begin
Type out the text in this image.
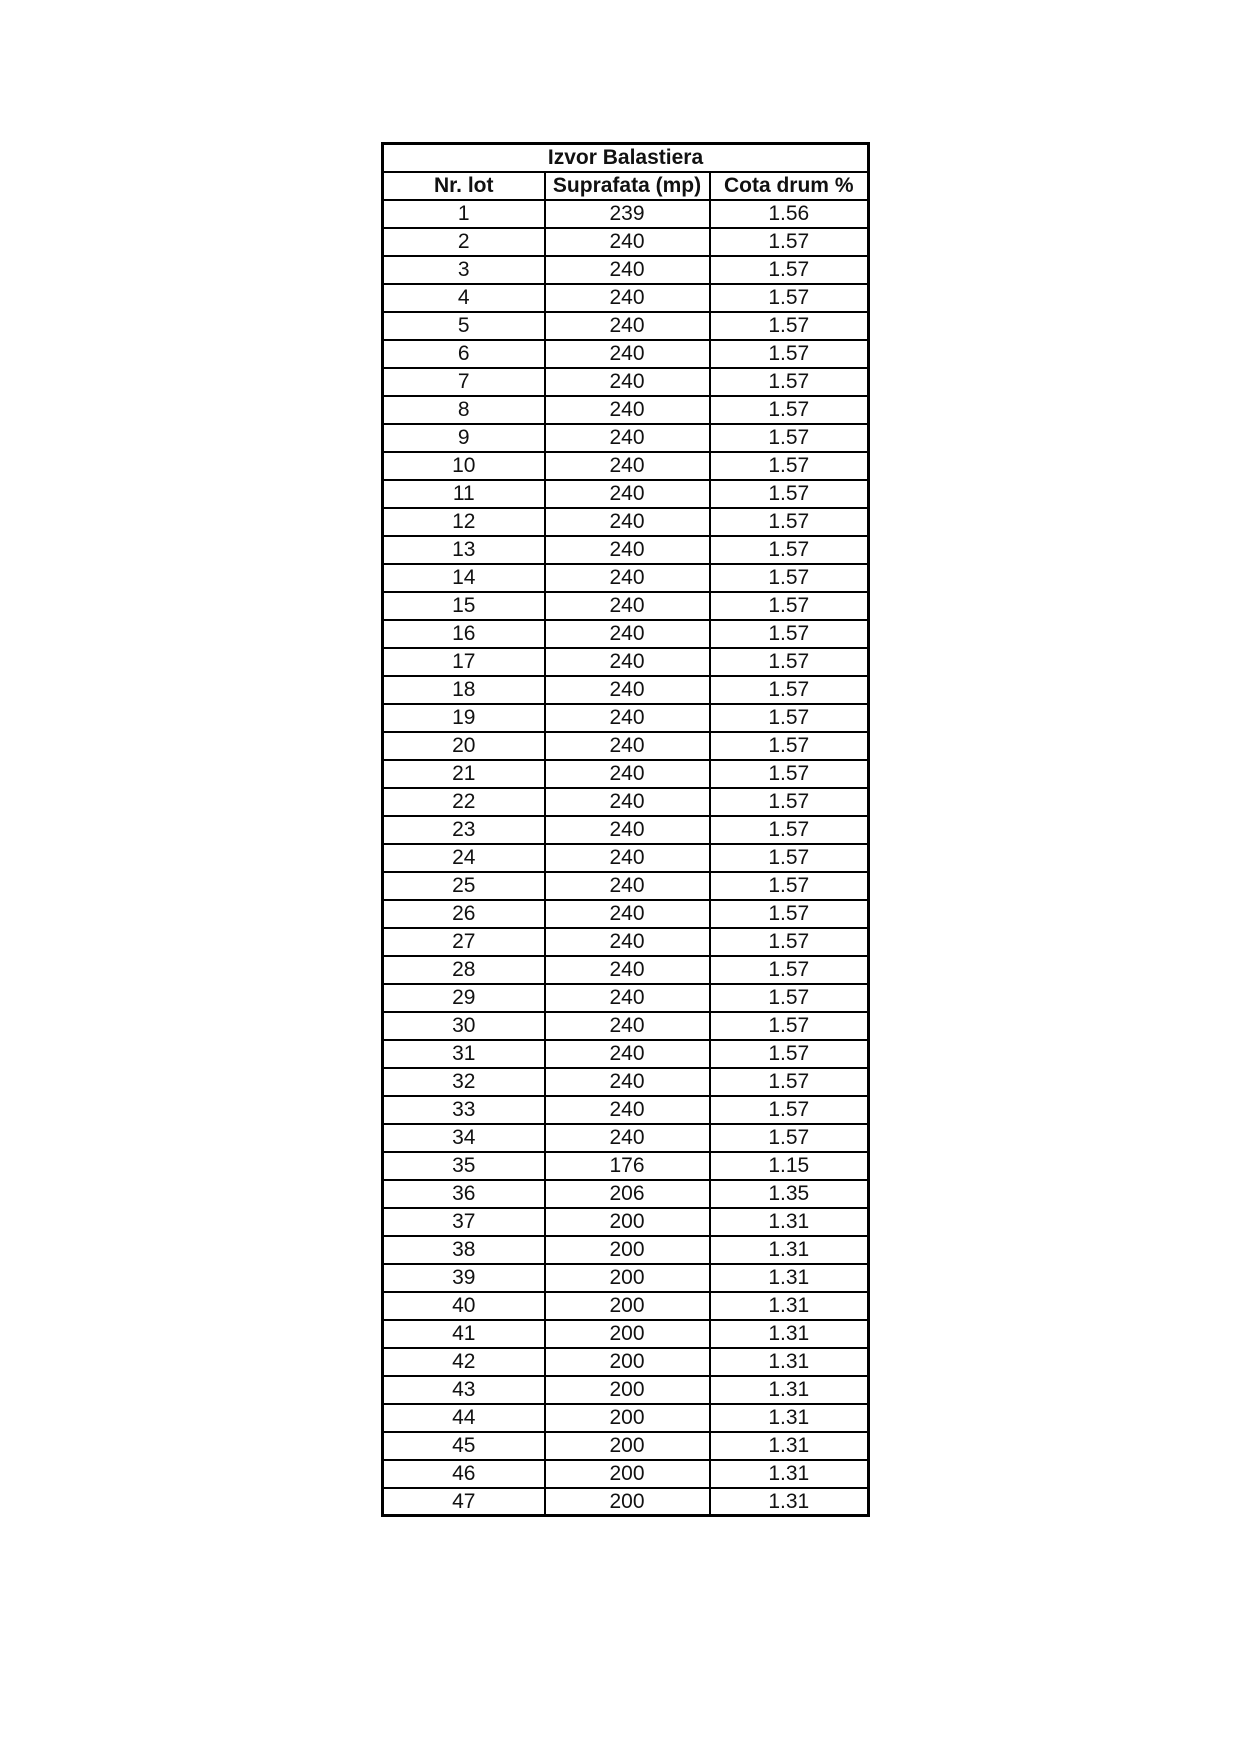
Izvor Balastiera		
Nr. lot	Suprafata (mp)	Cota drum %
1	239	1.56
2	240	1.57
3	240	1.57
4	240	1.57
5	240	1.57
6	240	1.57
7	240	1.57
8	240	1.57
9	240	1.57
10	240	1.57
11	240	1.57
12	240	1.57
13	240	1.57
14	240	1.57
15	240	1.57
16	240	1.57
17	240	1.57
18	240	1.57
19	240	1.57
20	240	1.57
21	240	1.57
22	240	1.57
23	240	1.57
24	240	1.57
25	240	1.57
26	240	1.57
27	240	1.57
28	240	1.57
29	240	1.57
30	240	1.57
31	240	1.57
32	240	1.57
33	240	1.57
34	240	1.57
35	176	1.15
36	206	1.35
37	200	1.31
38	200	1.31
39	200	1.31
40	200	1.31
41	200	1.31
42	200	1.31
43	200	1.31
44	200	1.31
45	200	1.31
46	200	1.31
47	200	1.31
end
= Instructions to follow =
Take the listing above and print it exactly, apart from the pictures.

= Expected output =
Type out the text in this image.
Izvor Balastiera		
Nr. lot	Suprafata (mp)	Cota drum %
1	239	1.56
2	240	1.57
3	240	1.57
4	240	1.57
5	240	1.57
6	240	1.57
7	240	1.57
8	240	1.57
9	240	1.57
10	240	1.57
11	240	1.57
12	240	1.57
13	240	1.57
14	240	1.57
15	240	1.57
16	240	1.57
17	240	1.57
18	240	1.57
19	240	1.57
20	240	1.57
21	240	1.57
22	240	1.57
23	240	1.57
24	240	1.57
25	240	1.57
26	240	1.57
27	240	1.57
28	240	1.57
29	240	1.57
30	240	1.57
31	240	1.57
32	240	1.57
33	240	1.57
34	240	1.57
35	176	1.15
36	206	1.35
37	200	1.31
38	200	1.31
39	200	1.31
40	200	1.31
41	200	1.31
42	200	1.31
43	200	1.31
44	200	1.31
45	200	1.31
46	200	1.31
47	200	1.31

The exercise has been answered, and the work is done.